* _Your task_
Return the full listing exactly as it is written.

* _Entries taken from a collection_
--

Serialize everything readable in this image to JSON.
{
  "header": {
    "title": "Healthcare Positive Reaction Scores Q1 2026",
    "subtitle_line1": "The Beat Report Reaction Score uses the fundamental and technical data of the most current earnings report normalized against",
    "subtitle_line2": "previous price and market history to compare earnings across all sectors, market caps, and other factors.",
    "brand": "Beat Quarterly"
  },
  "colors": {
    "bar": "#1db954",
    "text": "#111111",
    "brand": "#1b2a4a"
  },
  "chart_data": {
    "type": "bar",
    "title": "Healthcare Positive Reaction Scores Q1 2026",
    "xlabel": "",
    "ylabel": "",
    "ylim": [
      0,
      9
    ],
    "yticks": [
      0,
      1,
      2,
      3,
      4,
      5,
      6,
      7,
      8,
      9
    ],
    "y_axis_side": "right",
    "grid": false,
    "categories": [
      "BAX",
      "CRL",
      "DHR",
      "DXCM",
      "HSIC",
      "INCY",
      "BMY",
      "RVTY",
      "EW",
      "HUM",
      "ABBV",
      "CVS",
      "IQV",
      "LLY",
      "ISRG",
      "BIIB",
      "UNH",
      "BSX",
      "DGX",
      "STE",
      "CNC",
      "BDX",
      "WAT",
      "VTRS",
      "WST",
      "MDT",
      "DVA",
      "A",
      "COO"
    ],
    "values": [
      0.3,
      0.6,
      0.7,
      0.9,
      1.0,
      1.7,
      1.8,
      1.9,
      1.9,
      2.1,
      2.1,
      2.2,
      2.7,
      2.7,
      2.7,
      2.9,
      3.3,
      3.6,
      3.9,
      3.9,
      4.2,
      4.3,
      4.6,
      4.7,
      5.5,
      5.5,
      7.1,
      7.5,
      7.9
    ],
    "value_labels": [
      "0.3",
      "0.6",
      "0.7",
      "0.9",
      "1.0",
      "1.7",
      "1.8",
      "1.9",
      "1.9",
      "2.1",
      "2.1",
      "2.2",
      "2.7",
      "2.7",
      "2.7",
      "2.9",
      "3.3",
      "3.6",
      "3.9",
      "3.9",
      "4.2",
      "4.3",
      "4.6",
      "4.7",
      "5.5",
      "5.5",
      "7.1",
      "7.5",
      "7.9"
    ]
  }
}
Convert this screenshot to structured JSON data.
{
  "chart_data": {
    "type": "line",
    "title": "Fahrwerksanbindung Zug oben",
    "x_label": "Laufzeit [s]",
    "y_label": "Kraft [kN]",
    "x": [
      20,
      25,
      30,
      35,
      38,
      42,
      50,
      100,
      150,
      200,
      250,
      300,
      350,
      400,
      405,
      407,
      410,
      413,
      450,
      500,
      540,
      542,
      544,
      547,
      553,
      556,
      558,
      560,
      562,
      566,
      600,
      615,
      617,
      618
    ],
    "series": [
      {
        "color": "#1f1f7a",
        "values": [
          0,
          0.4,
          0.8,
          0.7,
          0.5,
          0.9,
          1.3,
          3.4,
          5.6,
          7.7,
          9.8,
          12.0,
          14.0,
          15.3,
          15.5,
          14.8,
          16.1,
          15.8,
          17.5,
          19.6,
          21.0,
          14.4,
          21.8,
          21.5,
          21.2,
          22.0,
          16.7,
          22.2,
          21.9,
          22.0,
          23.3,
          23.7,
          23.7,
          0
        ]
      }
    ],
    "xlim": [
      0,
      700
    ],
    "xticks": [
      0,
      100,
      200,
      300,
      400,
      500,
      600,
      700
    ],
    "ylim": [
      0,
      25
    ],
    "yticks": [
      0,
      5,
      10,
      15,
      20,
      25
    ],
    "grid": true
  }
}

--

* _Solution_
Serialize everything readable in this image to JSON.
{
  "header": {
    "title": "Healthcare Positive Reaction Scores Q1 2026",
    "subtitle_line1": "The Beat Report Reaction Score uses the fundamental and technical data of the most current earnings report normalized against",
    "subtitle_line2": "previous price and market history to compare earnings across all sectors, market caps, and other factors.",
    "brand": "Beat Quarterly"
  },
  "colors": {
    "bar": "#1db954",
    "text": "#111111",
    "brand": "#1b2a4a"
  },
  "chart_data": {
    "type": "bar",
    "title": "Healthcare Positive Reaction Scores Q1 2026",
    "xlabel": "",
    "ylabel": "",
    "ylim": [
      0,
      9
    ],
    "yticks": [
      0,
      1,
      2,
      3,
      4,
      5,
      6,
      7,
      8,
      9
    ],
    "y_axis_side": "right",
    "grid": false,
    "categories": [
      "BAX",
      "CRL",
      "DHR",
      "DXCM",
      "HSIC",
      "INCY",
      "BMY",
      "RVTY",
      "EW",
      "HUM",
      "ABBV",
      "CVS",
      "IQV",
      "LLY",
      "ISRG",
      "BIIB",
      "UNH",
      "BSX",
      "DGX",
      "STE",
      "CNC",
      "BDX",
      "WAT",
      "VTRS",
      "WST",
      "MDT",
      "DVA",
      "A",
      "COO"
    ],
    "values": [
      0.3,
      0.6,
      0.7,
      0.9,
      1.0,
      1.7,
      1.8,
      1.9,
      1.9,
      2.1,
      2.1,
      2.2,
      2.7,
      2.7,
      2.7,
      2.9,
      3.3,
      3.6,
      3.9,
      3.9,
      4.2,
      4.3,
      4.6,
      4.7,
      5.5,
      5.5,
      7.1,
      7.5,
      7.9
    ],
    "value_labels": [
      "0.3",
      "0.6",
      "0.7",
      "0.9",
      "1.0",
      "1.7",
      "1.8",
      "1.9",
      "1.9",
      "2.1",
      "2.1",
      "2.2",
      "2.7",
      "2.7",
      "2.7",
      "2.9",
      "3.3",
      "3.6",
      "3.9",
      "3.9",
      "4.2",
      "4.3",
      "4.6",
      "4.7",
      "5.5",
      "5.5",
      "7.1",
      "7.5",
      "7.9"
    ]
  }
}
Convert this screenshot to structured JSON data.
{
  "chart_data": {
    "type": "line",
    "title": "Fahrwerksanbindung Zug oben",
    "x_label": "Laufzeit [s]",
    "y_label": "Kraft [kN]",
    "x": [
      20,
      25,
      30,
      35,
      38,
      42,
      50,
      100,
      150,
      200,
      250,
      300,
      350,
      400,
      405,
      407,
      410,
      413,
      450,
      500,
      540,
      542,
      544,
      547,
      553,
      556,
      558,
      560,
      562,
      566,
      600,
      615,
      617,
      618
    ],
    "series": [
      {
        "color": "#1f1f7a",
        "values": [
          0,
          0.4,
          0.8,
          0.7,
          0.5,
          0.9,
          1.3,
          3.4,
          5.6,
          7.7,
          9.8,
          12.0,
          14.0,
          15.3,
          15.5,
          14.8,
          16.1,
          15.8,
          17.5,
          19.6,
          21.0,
          14.4,
          21.8,
          21.5,
          21.2,
          22.0,
          16.7,
          22.2,
          21.9,
          22.0,
          23.3,
          23.7,
          23.7,
          0
        ]
      }
    ],
    "xlim": [
      0,
      700
    ],
    "xticks": [
      0,
      100,
      200,
      300,
      400,
      500,
      600,
      700
    ],
    "ylim": [
      0,
      25
    ],
    "yticks": [
      0,
      5,
      10,
      15,
      20,
      25
    ],
    "grid": true
  }
}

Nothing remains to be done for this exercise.